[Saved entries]

## Begin

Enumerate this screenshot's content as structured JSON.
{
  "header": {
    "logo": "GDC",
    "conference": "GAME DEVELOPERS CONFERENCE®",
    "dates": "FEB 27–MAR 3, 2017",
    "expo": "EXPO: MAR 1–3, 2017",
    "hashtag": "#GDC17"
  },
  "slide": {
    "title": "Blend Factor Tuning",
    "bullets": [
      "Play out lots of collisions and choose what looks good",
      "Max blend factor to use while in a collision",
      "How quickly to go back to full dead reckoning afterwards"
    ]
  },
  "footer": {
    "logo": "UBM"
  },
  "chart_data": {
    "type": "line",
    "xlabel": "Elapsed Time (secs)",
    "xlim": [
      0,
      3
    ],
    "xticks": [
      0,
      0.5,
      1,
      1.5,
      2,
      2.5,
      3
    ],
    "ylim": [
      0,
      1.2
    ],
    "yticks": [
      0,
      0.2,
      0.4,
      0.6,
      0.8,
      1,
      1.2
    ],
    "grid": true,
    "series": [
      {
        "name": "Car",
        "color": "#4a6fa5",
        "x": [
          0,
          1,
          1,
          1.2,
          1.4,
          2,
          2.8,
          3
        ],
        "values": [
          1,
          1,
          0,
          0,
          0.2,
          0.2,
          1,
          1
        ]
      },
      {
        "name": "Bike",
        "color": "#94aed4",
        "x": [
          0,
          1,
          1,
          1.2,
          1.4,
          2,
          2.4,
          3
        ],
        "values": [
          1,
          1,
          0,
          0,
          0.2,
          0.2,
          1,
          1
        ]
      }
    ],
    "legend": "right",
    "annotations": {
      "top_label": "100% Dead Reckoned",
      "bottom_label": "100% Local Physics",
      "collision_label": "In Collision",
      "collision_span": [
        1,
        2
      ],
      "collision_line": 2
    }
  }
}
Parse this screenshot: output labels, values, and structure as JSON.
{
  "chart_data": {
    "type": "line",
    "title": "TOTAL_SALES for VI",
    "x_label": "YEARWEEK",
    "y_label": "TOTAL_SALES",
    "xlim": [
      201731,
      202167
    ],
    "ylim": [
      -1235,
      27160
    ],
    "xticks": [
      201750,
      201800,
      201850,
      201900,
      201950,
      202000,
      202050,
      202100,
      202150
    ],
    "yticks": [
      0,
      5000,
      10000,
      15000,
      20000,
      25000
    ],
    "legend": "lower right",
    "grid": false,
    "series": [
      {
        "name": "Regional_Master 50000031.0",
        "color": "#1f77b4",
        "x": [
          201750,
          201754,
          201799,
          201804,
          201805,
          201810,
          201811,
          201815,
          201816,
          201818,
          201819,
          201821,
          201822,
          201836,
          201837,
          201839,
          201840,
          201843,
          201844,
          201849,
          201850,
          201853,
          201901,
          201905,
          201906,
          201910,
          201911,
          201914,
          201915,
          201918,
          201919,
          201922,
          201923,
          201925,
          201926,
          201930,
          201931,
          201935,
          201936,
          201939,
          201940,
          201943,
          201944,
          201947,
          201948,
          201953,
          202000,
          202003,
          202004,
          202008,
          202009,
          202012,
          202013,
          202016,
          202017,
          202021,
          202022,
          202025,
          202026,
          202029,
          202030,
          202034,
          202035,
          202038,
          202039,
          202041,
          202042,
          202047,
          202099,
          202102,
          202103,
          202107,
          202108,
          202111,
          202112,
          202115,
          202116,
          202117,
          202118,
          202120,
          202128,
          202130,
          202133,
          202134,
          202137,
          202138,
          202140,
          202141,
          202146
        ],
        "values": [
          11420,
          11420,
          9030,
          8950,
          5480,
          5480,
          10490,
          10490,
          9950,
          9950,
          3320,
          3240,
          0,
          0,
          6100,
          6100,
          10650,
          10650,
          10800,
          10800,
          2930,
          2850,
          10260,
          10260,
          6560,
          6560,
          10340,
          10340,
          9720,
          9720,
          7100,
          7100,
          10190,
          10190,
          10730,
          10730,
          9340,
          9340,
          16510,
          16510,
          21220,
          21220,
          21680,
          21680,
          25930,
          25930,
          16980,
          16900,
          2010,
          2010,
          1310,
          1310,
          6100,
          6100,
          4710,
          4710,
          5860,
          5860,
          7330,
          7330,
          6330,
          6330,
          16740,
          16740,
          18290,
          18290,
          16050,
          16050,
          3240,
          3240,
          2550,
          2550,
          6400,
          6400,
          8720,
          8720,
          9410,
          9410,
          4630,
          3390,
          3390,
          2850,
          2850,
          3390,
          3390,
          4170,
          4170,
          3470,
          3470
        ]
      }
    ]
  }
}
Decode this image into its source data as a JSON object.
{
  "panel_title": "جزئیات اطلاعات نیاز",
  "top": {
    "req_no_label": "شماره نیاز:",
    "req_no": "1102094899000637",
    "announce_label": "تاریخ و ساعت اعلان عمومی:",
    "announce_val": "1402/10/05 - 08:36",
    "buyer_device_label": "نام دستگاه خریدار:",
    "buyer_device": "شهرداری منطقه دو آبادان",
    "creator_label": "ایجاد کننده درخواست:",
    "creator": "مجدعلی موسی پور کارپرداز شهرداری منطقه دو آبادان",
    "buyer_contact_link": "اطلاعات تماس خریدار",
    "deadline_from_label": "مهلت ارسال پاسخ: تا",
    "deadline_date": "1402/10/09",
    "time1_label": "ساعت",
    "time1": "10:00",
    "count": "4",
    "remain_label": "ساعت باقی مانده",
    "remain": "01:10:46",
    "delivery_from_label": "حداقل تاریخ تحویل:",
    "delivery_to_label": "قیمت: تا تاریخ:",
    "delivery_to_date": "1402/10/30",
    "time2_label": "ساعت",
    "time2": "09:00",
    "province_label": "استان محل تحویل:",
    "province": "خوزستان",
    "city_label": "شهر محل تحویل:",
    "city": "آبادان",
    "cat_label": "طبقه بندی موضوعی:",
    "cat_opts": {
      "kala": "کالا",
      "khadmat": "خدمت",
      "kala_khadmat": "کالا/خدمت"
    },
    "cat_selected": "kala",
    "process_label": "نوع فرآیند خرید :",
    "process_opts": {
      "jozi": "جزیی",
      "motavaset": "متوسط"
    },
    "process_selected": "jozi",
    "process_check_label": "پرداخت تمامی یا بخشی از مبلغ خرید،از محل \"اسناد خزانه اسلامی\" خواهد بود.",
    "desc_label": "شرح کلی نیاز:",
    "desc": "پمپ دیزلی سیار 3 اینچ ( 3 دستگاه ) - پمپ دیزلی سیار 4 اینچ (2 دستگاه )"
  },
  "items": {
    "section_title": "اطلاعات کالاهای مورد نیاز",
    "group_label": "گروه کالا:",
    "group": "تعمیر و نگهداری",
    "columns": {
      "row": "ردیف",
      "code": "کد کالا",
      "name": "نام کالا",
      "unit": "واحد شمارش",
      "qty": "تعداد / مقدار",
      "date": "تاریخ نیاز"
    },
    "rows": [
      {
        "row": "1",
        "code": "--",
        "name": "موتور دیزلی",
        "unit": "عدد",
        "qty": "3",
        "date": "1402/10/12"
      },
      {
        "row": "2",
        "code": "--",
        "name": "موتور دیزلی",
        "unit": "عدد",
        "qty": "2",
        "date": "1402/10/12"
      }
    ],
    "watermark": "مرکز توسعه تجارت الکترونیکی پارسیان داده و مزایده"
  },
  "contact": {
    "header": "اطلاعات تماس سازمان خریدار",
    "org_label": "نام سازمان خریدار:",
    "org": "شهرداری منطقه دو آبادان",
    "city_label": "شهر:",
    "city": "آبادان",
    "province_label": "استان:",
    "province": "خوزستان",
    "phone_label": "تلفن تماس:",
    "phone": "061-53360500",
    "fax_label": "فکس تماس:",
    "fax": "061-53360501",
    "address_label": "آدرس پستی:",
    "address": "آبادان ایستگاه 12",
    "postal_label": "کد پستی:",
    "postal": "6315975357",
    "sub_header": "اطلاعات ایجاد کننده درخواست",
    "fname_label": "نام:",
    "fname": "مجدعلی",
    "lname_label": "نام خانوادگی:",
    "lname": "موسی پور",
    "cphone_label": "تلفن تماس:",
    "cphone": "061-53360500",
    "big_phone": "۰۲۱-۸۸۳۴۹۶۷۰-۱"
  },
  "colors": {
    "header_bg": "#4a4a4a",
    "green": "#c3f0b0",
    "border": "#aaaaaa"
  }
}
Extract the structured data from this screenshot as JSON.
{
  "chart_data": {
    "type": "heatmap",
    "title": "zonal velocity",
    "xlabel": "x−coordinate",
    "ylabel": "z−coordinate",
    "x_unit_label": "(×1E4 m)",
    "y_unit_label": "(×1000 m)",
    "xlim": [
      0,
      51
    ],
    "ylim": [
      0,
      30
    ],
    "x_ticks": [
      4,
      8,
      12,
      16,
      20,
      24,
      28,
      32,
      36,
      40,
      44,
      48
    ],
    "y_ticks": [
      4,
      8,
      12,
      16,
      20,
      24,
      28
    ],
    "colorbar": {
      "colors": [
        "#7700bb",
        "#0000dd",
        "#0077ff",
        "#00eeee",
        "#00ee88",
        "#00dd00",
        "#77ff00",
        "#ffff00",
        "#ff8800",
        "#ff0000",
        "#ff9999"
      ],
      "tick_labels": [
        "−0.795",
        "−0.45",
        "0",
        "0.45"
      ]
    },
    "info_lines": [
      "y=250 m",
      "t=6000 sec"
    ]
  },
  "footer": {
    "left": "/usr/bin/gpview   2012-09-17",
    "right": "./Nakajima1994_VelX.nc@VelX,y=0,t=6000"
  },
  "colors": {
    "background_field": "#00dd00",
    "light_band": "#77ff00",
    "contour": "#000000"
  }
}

## End

**Work to complete:** Using the records above, pull out each line where the word "xlabel" occurs.

**Result for this exercise:**
    "xlabel": "Elapsed Time (secs)",
    "xlabel": "x−coordinate",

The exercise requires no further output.